## Task to complete:
Extract every line from the records below that contains the word "icon".

## Given data:

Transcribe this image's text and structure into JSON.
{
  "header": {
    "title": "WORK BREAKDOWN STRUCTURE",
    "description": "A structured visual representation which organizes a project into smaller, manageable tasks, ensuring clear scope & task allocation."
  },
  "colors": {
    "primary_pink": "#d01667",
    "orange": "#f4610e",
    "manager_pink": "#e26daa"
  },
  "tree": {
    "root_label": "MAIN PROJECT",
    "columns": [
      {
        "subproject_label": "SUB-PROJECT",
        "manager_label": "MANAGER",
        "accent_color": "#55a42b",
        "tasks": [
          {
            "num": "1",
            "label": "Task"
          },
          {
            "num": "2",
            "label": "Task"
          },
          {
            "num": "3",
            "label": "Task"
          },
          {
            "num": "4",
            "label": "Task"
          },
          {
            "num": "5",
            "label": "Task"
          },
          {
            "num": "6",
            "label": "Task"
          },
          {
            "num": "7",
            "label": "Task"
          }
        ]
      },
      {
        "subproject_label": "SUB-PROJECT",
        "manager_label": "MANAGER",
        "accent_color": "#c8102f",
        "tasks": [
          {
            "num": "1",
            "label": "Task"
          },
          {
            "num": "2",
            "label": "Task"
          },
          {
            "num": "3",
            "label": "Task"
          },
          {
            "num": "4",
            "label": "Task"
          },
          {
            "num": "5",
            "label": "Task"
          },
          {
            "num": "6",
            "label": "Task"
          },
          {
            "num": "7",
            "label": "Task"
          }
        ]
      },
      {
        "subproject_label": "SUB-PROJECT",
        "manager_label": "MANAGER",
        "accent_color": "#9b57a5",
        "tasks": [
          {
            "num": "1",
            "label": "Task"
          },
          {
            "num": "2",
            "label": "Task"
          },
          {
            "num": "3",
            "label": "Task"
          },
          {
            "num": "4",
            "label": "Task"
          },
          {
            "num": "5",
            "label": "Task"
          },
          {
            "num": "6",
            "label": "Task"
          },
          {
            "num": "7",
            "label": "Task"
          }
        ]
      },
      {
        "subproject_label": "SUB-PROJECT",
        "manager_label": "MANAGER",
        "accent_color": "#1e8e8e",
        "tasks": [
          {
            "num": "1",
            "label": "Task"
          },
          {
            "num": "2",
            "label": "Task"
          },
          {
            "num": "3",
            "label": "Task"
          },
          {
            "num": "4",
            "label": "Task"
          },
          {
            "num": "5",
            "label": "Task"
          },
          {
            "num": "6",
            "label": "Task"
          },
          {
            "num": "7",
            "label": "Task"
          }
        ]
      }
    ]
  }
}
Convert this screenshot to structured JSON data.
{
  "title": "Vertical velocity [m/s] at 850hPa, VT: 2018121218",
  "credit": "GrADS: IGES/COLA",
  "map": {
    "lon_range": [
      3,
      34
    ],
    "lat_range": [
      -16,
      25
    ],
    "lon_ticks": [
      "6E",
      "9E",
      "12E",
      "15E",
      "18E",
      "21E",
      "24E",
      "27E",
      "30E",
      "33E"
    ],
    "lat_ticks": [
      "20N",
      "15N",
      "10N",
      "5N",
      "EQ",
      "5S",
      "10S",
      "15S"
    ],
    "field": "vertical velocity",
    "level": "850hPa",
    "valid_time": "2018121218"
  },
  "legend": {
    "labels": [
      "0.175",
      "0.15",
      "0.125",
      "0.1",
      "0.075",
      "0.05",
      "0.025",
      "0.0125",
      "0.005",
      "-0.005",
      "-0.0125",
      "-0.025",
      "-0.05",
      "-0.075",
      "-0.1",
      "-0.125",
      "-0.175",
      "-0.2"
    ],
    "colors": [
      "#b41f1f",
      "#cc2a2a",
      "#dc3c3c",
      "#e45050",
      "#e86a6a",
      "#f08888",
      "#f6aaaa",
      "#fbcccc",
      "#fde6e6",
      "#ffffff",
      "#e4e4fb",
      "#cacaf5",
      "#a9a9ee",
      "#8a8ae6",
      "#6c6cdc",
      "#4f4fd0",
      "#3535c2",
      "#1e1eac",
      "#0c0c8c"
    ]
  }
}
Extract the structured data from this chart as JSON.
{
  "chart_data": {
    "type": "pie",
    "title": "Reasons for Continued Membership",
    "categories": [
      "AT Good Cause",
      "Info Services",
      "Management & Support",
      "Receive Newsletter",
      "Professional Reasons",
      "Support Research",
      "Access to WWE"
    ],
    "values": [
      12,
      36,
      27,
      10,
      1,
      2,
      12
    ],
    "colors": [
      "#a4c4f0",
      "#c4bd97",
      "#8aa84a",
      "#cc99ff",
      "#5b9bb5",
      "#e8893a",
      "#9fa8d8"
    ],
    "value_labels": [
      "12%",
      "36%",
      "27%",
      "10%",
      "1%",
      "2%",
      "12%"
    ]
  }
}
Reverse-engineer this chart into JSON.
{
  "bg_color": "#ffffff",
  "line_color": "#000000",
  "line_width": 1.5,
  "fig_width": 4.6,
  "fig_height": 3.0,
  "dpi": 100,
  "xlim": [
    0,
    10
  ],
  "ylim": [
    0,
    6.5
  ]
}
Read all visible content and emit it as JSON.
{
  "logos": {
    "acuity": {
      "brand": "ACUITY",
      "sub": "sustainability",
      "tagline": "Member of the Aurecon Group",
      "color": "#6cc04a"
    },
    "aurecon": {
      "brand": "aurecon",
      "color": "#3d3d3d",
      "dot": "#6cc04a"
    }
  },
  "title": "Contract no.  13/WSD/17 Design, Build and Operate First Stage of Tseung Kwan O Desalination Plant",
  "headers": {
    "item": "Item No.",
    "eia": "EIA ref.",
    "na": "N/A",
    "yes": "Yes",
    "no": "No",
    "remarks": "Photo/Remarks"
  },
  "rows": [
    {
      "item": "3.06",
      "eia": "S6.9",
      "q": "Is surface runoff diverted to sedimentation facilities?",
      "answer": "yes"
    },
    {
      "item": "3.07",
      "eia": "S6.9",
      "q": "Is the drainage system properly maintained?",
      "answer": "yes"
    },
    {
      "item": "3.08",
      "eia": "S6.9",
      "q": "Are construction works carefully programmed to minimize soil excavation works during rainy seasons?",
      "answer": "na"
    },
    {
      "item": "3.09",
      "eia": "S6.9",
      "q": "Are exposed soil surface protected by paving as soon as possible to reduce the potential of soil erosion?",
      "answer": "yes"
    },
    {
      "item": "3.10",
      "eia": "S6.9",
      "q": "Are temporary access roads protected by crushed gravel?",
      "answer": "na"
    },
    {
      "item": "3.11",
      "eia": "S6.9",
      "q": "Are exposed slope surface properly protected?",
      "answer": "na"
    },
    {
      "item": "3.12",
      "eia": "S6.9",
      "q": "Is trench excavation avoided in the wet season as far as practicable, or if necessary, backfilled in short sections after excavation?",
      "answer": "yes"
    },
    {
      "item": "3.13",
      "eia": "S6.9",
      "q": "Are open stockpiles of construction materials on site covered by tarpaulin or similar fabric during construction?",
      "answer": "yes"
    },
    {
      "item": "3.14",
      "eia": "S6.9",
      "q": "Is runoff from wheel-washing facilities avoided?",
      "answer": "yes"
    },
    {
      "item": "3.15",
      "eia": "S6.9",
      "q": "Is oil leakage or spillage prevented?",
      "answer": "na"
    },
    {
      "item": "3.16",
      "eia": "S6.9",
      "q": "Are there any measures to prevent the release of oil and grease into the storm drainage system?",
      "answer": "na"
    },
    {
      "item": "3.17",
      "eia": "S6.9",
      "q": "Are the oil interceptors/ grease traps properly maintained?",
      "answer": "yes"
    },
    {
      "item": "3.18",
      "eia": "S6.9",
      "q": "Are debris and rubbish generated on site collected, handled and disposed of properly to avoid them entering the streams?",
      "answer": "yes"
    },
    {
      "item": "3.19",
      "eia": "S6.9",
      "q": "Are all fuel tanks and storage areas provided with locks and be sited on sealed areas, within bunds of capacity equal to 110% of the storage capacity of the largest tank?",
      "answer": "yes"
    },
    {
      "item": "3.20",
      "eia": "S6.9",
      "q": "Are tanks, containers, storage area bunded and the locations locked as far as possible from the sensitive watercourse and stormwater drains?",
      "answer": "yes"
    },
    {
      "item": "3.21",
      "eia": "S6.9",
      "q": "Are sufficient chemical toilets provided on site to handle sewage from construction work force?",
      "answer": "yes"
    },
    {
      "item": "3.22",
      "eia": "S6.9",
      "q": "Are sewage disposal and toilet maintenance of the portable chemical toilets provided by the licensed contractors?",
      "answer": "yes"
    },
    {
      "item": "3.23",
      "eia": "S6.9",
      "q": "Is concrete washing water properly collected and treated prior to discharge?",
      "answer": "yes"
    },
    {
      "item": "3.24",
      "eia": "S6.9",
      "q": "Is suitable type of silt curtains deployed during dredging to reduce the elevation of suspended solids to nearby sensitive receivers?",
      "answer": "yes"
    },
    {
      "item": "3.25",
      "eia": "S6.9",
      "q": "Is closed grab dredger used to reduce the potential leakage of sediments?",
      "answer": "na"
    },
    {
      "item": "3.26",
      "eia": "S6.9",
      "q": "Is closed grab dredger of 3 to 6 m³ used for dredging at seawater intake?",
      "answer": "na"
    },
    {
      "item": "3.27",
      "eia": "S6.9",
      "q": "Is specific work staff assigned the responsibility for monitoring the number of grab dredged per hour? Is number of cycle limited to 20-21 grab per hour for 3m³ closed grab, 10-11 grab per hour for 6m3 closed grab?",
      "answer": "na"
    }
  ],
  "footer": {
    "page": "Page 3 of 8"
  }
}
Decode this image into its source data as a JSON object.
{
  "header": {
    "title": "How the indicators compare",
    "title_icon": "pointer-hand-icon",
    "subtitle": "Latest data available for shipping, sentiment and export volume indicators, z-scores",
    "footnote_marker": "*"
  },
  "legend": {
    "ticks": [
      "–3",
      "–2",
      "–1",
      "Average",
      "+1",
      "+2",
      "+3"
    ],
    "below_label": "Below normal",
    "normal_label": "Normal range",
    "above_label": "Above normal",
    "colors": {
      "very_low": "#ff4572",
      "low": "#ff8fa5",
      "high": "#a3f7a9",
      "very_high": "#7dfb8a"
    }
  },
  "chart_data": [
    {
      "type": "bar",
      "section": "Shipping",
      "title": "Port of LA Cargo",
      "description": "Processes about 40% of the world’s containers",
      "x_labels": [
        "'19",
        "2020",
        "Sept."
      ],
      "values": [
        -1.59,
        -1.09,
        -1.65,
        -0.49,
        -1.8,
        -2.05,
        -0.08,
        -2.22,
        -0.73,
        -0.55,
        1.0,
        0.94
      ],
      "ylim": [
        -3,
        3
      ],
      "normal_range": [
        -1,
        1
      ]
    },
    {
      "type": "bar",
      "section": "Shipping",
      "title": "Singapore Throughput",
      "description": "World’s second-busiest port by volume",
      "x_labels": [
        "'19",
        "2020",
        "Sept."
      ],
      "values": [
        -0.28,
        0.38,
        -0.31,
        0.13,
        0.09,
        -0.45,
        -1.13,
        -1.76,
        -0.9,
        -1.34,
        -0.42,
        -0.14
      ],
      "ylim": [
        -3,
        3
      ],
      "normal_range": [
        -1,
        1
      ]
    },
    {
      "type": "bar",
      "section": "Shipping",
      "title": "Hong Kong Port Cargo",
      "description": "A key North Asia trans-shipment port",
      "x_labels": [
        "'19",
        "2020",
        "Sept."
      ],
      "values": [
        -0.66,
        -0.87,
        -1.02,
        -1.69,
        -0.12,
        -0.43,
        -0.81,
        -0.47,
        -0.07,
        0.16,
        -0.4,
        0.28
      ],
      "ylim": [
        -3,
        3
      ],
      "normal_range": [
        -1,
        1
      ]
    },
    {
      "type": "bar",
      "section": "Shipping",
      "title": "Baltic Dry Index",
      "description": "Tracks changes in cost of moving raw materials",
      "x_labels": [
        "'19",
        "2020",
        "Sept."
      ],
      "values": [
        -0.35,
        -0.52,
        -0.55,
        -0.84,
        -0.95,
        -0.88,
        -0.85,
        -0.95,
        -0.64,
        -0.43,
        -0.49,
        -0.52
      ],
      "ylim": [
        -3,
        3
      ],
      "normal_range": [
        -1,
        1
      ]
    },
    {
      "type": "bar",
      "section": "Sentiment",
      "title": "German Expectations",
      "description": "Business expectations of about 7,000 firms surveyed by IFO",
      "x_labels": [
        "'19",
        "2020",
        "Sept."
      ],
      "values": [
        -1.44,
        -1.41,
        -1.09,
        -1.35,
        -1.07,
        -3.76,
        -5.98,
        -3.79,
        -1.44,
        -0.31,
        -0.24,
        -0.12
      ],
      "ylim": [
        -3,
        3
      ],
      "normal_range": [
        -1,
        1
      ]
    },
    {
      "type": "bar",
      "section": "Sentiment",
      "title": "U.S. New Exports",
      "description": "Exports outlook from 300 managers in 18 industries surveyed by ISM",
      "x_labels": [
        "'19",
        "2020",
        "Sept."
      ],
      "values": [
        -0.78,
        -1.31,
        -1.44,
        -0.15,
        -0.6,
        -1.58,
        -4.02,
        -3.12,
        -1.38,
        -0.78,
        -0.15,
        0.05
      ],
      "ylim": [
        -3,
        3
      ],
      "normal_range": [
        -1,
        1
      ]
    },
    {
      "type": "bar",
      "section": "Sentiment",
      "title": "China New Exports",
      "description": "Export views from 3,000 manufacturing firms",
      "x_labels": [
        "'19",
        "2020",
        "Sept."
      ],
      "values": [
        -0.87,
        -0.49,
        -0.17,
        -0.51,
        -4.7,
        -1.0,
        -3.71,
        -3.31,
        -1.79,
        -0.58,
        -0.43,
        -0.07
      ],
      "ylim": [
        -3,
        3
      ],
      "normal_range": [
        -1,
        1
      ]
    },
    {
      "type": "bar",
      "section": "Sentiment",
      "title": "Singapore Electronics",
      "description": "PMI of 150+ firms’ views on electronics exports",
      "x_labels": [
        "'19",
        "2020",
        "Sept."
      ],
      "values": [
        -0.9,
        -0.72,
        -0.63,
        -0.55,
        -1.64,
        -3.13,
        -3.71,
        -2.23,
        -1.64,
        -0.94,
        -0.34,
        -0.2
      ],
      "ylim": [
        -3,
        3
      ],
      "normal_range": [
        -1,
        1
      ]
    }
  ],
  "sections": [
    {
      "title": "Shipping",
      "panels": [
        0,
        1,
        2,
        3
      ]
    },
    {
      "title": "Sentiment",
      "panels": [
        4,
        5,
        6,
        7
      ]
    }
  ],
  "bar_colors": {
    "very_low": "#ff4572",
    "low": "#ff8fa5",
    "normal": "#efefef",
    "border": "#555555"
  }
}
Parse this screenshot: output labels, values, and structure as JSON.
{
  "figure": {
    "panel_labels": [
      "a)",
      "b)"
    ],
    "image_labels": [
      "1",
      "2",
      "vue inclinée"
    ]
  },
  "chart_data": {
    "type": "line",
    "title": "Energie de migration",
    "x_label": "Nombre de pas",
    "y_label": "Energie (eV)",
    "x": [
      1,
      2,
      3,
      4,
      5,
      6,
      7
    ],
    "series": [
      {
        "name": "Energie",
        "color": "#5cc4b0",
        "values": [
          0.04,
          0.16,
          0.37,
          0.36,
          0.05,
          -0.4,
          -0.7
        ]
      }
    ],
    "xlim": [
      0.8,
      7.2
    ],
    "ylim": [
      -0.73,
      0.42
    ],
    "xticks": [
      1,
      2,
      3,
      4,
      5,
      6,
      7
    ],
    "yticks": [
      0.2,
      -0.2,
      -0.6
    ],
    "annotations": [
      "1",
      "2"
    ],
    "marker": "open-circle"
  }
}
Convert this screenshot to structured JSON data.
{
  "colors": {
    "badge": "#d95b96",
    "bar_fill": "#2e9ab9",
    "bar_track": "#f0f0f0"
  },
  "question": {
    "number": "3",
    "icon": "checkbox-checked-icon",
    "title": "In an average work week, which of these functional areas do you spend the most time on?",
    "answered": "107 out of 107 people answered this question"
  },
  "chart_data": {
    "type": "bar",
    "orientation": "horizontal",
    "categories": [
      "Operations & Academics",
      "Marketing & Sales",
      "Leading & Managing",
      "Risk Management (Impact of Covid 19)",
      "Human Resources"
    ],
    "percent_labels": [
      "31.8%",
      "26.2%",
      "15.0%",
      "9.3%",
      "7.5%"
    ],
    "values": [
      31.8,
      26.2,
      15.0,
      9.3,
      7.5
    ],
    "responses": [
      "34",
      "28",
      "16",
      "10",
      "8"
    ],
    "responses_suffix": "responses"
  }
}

## Answer to the problem:
    "title_icon": "pointer-hand-icon",
    "icon": "checkbox-checked-icon",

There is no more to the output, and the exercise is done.